§ **The request**:
Please transcribe the listing below in full and word for word, without its pictures.

§ **Material provided**:
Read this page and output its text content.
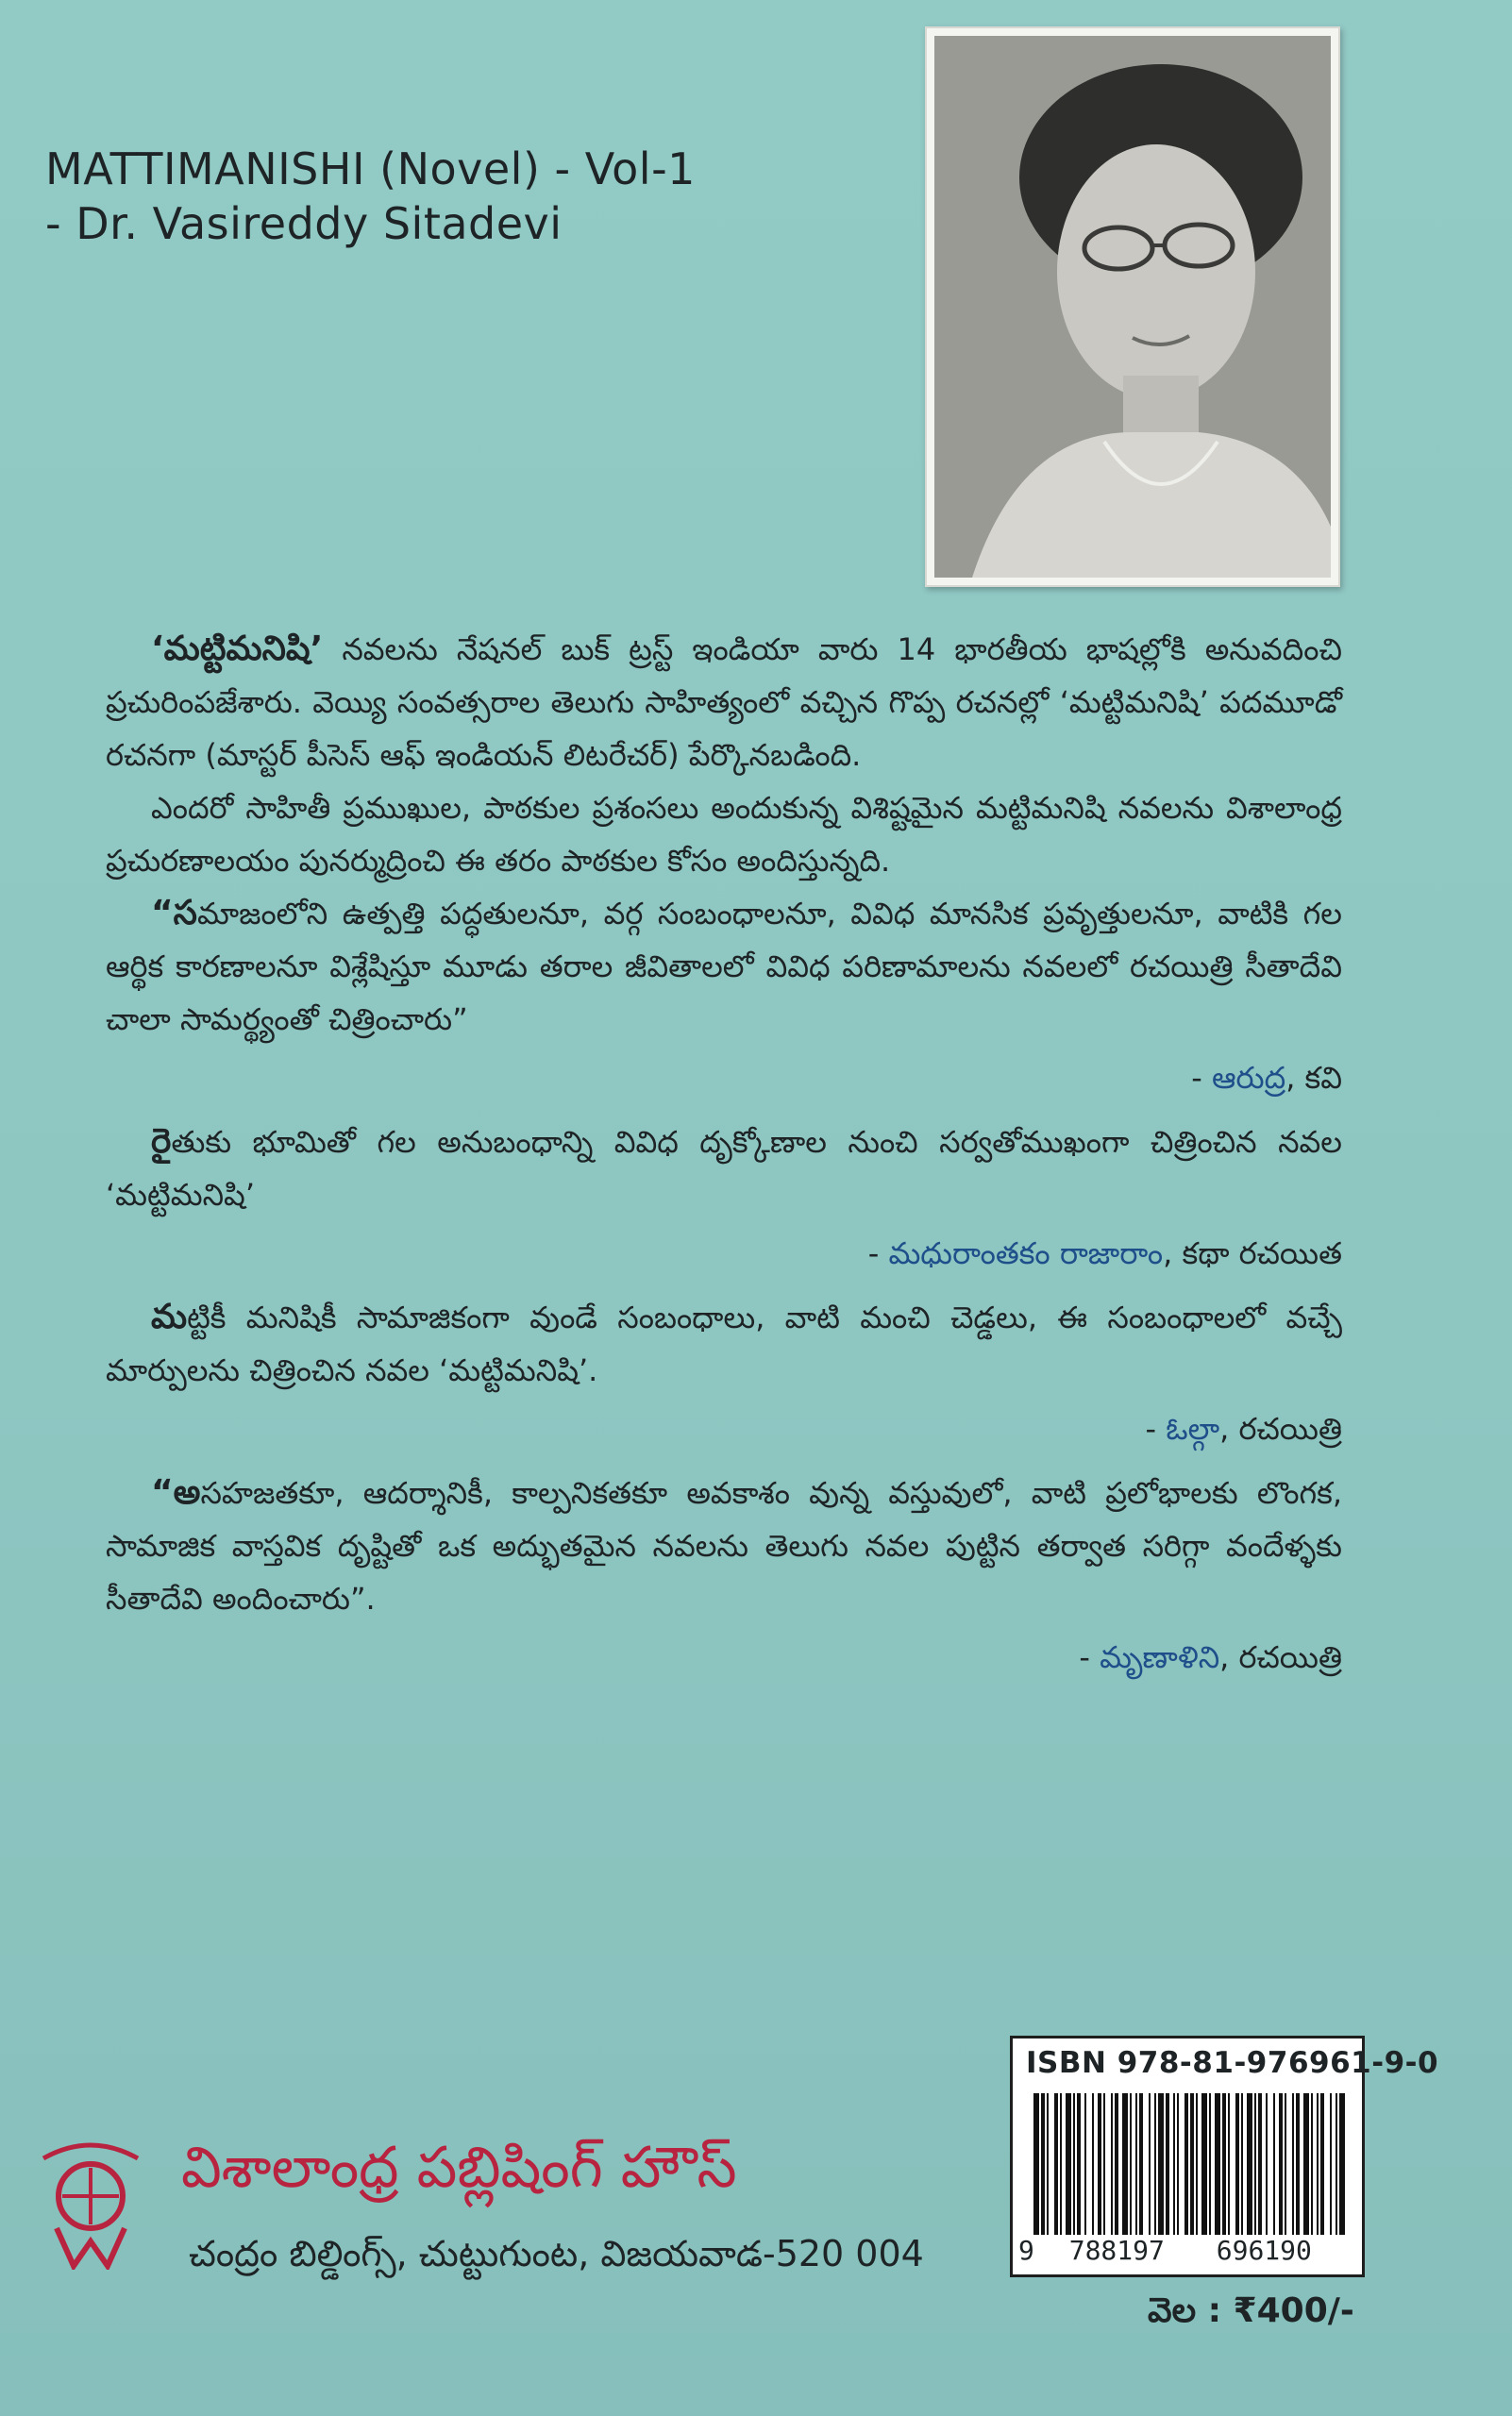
MATTIMANISHI (Novel) - Vol-1
- Dr. Vasireddy Sitadevi

‘మట్టిమనిషి’ నవలను నేషనల్ బుక్ ట్రస్ట్ ఇండియా వారు 14 భారతీయ భాషల్లోకి అనువదించి ప్రచురింపజేశారు. వెయ్యి సంవత్సరాల తెలుగు సాహిత్యంలో వచ్చిన గొప్ప రచనల్లో ‘మట్టిమనిషి’ పదమూడో రచనగా (మాస్టర్ పీసెస్ ఆఫ్ ఇండియన్ లిటరేచర్) పేర్కొనబడింది.

ఎందరో సాహితీ ప్రముఖుల, పాఠకుల ప్రశంసలు అందుకున్న విశిష్టమైన మట్టిమనిషి నవలను విశాలాంధ్ర ప్రచురణాలయం పునర్ముద్రించి ఈ తరం పాఠకుల కోసం అందిస్తున్నది.

“సమాజంలోని ఉత్పత్తి పద్ధతులనూ, వర్గ సంబంధాలనూ, వివిధ మానసిక ప్రవృత్తులనూ, వాటికి గల ఆర్థిక కారణాలనూ విశ్లేషిస్తూ మూడు తరాల జీవితాలలో వివిధ పరిణామాలను నవలలో రచయిత్రి సీతాదేవి చాలా సామర్థ్యంతో చిత్రించారు”

- ఆరుద్ర, కవి

రైతుకు భూమితో గల అనుబంధాన్ని వివిధ దృక్కోణాల నుంచి సర్వతోముఖంగా చిత్రించిన నవల ‘మట్టిమనిషి’

- మధురాంతకం రాజారాం, కథా రచయిత

మట్టికీ మనిషికీ సామాజికంగా వుండే సంబంధాలు, వాటి మంచి చెడ్డలు, ఈ సంబంధాలలో వచ్చే మార్పులను చిత్రించిన నవల ‘మట్టిమనిషి’.

- ఓల్గా, రచయిత్రి

“అసహజతకూ, ఆదర్శానికీ, కాల్పనికతకూ అవకాశం వున్న వస్తువులో, వాటి ప్రలోభాలకు లొంగక, సామాజిక వాస్తవిక దృష్టితో ఒక అద్భుతమైన నవలను తెలుగు నవల పుట్టిన తర్వాత సరిగ్గా వందేళ్ళకు సీతాదేవి అందించారు”.

- మృణాళిని, రచయిత్రి
ISBN 978-81-976961-9-0
9 788197 696190
విశాలాంధ్ర పబ్లిషింగ్ హౌస్
చంద్రం బిల్డింగ్స్, చుట్టుగుంట, విజయవాడ-520 004
వెల : ₹400/-
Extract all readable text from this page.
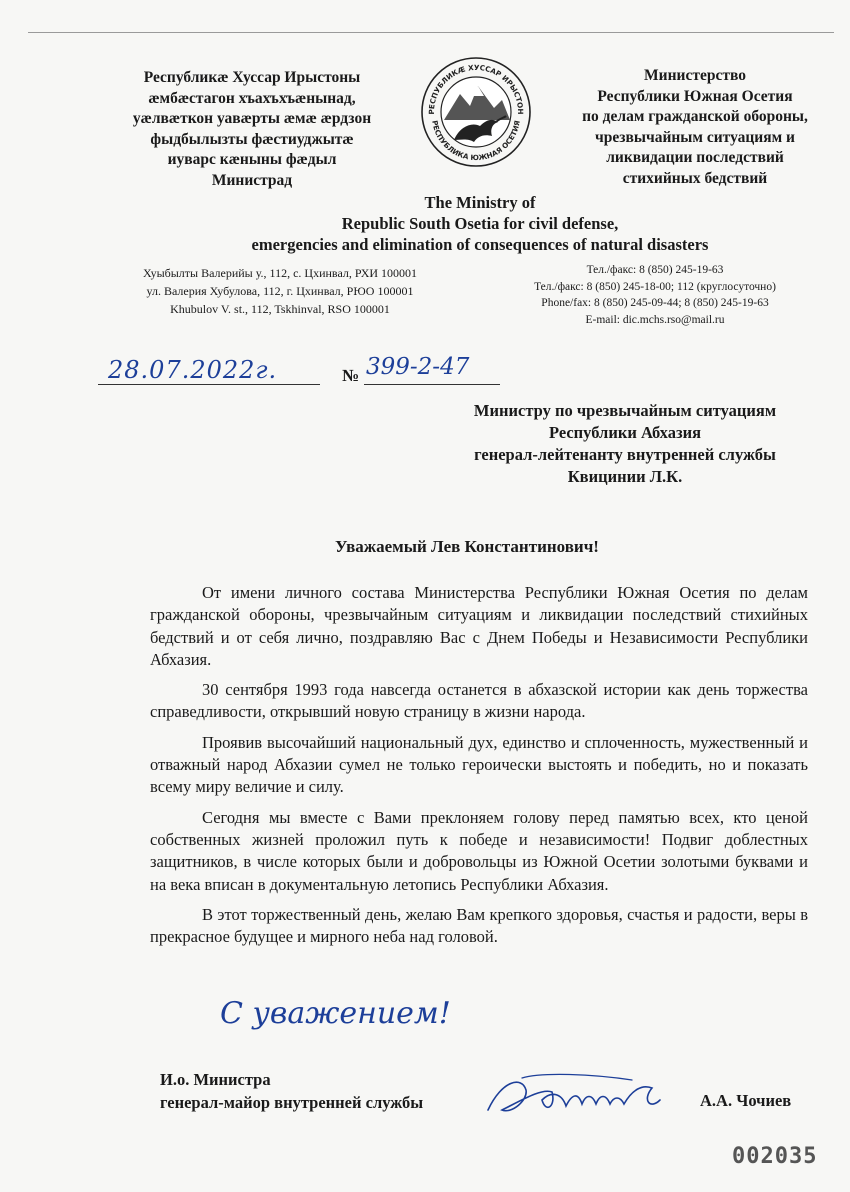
Республикæ Хуссар Ирыстоны
æмбæстагон хъахъхъæнынад,
уæлвæткон уавæрты æмæ æрдзон
фыдбылызты фæстиуджытæ
иуварс кæныны фæдыл
Министрад
РЕСПУБЛИКÆ ХУССАР ИРЫСТОН
РЕСПУБЛИКА ЮЖНАЯ ОСЕТИЯ
Министерство
Республики Южная Осетия
по делам гражданской обороны,
чрезвычайным ситуациям и
ликвидации последствий
стихийных бедствий
The Ministry of
Republic South Osetia for civil defense,
emergencies and elimination of consequences of natural disasters
Хуыбылты Валерийы у., 112, с. Цхинвал, РХИ 100001
ул. Валерия Хубулова, 112, г. Цхинвал, РЮО 100001
Khubulov V. st., 112, Tskhinval, RSO 100001
Тел./факс: 8 (850) 245-19-63
Тел./факс: 8 (850) 245-18-00; 112 (круглосуточно)
Phone/fax: 8 (850) 245-09-44; 8 (850) 245-19-63
E-mail: dic.mchs.rso@mail.ru
28.07.2022г.	№ 399-2-47
Министру по чрезвычайным ситуациям
Республики Абхазия
генерал-лейтенанту внутренней службы
Квицинии Л.К.
Уважаемый Лев Константинович!

От имени личного состава Министерства Республики Южная Осетия по делам гражданской обороны, чрезвычайным ситуациям и ликвидации последствий стихийных бедствий и от себя лично, поздравляю Вас с Днем Победы и Независимости Республики Абхазия.

30 сентября 1993 года навсегда останется в абхазской истории как день торжества справедливости, открывший новую страницу в жизни народа.

Проявив высочайший национальный дух, единство и сплоченность, мужественный и отважный народ Абхазии сумел не только героически выстоять и победить, но и показать всему миру величие и силу.

Сегодня мы вместе с Вами преклоняем голову перед памятью всех, кто ценой собственных жизней проложил путь к победе и независимости! Подвиг доблестных защитников, в числе которых были и добровольцы из Южной Осетии золотыми буквами и на века вписан в документальную летопись Республики Абхазия.

В этот торжественный день, желаю Вам крепкого здоровья, счастья и радости, веры в прекрасное будущее и мирного неба над головой.

С уважением!
И.о. Министра
генерал-майор внутренней службы	А.А. Чочиев
002035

§ **Reply to the task**:
Read this page and output its text content.
MATTIMANISHI (Novel) - Vol-1
- Dr. Vasireddy Sitadevi

‘మట్టిమనిషి’ నవలను నేషనల్ బుక్ ట్రస్ట్ ఇండియా వారు 14 భారతీయ భాషల్లోకి అనువదించి ప్రచురింపజేశారు. వెయ్యి సంవత్సరాల తెలుగు సాహిత్యంలో వచ్చిన గొప్ప రచనల్లో ‘మట్టిమనిషి’ పదమూడో రచనగా (మాస్టర్ పీసెస్ ఆఫ్ ఇండియన్ లిటరేచర్) పేర్కొనబడింది.

ఎందరో సాహితీ ప్రముఖుల, పాఠకుల ప్రశంసలు అందుకున్న విశిష్టమైన మట్టిమనిషి నవలను విశాలాంధ్ర ప్రచురణాలయం పునర్ముద్రించి ఈ తరం పాఠకుల కోసం అందిస్తున్నది.

“సమాజంలోని ఉత్పత్తి పద్ధతులనూ, వర్గ సంబంధాలనూ, వివిధ మానసిక ప్రవృత్తులనూ, వాటికి గల ఆర్థిక కారణాలనూ విశ్లేషిస్తూ మూడు తరాల జీవితాలలో వివిధ పరిణామాలను నవలలో రచయిత్రి సీతాదేవి చాలా సామర్థ్యంతో చిత్రించారు”

- ఆరుద్ర, కవి

రైతుకు భూమితో గల అనుబంధాన్ని వివిధ దృక్కోణాల నుంచి సర్వతోముఖంగా చిత్రించిన నవల ‘మట్టిమనిషి’

- మధురాంతకం రాజారాం, కథా రచయిత

మట్టికీ మనిషికీ సామాజికంగా వుండే సంబంధాలు, వాటి మంచి చెడ్డలు, ఈ సంబంధాలలో వచ్చే మార్పులను చిత్రించిన నవల ‘మట్టిమనిషి’.

- ఓల్గా, రచయిత్రి

“అసహజతకూ, ఆదర్శానికీ, కాల్పనికతకూ అవకాశం వున్న వస్తువులో, వాటి ప్రలోభాలకు లొంగక, సామాజిక వాస్తవిక దృష్టితో ఒక అద్భుతమైన నవలను తెలుగు నవల పుట్టిన తర్వాత సరిగ్గా వందేళ్ళకు సీతాదేవి అందించారు”.

- మృణాళిని, రచయిత్రి
ISBN 978-81-976961-9-0
9 788197 696190
విశాలాంధ్ర పబ్లిషింగ్ హౌస్
చంద్రం బిల్డింగ్స్, చుట్టుగుంట, విజయవాడ-520 004
వెల : ₹400/-
Extract all readable text from this page.
Республикæ Хуссар Ирыстоны
æмбæстагон хъахъхъæнынад,
уæлвæткон уавæрты æмæ æрдзон
фыдбылызты фæстиуджытæ
иуварс кæныны фæдыл
Министрад
РЕСПУБЛИКÆ ХУССАР ИРЫСТОН
РЕСПУБЛИКА ЮЖНАЯ ОСЕТИЯ
Министерство
Республики Южная Осетия
по делам гражданской обороны,
чрезвычайным ситуациям и
ликвидации последствий
стихийных бедствий
The Ministry of
Republic South Osetia for civil defense,
emergencies and elimination of consequences of natural disasters
Хуыбылты Валерийы у., 112, с. Цхинвал, РХИ 100001
ул. Валерия Хубулова, 112, г. Цхинвал, РЮО 100001
Khubulov V. st., 112, Tskhinval, RSO 100001
Тел./факс: 8 (850) 245-19-63
Тел./факс: 8 (850) 245-18-00; 112 (круглосуточно)
Phone/fax: 8 (850) 245-09-44; 8 (850) 245-19-63
E-mail: dic.mchs.rso@mail.ru
28.07.2022г.	№ 399-2-47
Министру по чрезвычайным ситуациям
Республики Абхазия
генерал-лейтенанту внутренней службы
Квицинии Л.К.
Уважаемый Лев Константинович!

От имени личного состава Министерства Республики Южная Осетия по делам гражданской обороны, чрезвычайным ситуациям и ликвидации последствий стихийных бедствий и от себя лично, поздравляю Вас с Днем Победы и Независимости Республики Абхазия.

30 сентября 1993 года навсегда останется в абхазской истории как день торжества справедливости, открывший новую страницу в жизни народа.

Проявив высочайший национальный дух, единство и сплоченность, мужественный и отважный народ Абхазии сумел не только героически выстоять и победить, но и показать всему миру величие и силу.

Сегодня мы вместе с Вами преклоняем голову перед памятью всех, кто ценой собственных жизней проложил путь к победе и независимости! Подвиг доблестных защитников, в числе которых были и добровольцы из Южной Осетии золотыми буквами и на века вписан в документальную летопись Республики Абхазия.

В этот торжественный день, желаю Вам крепкого здоровья, счастья и радости, веры в прекрасное будущее и мирного неба над головой.

С уважением!
И.о. Министра
генерал-майор внутренней службы	А.А. Чочиев
002035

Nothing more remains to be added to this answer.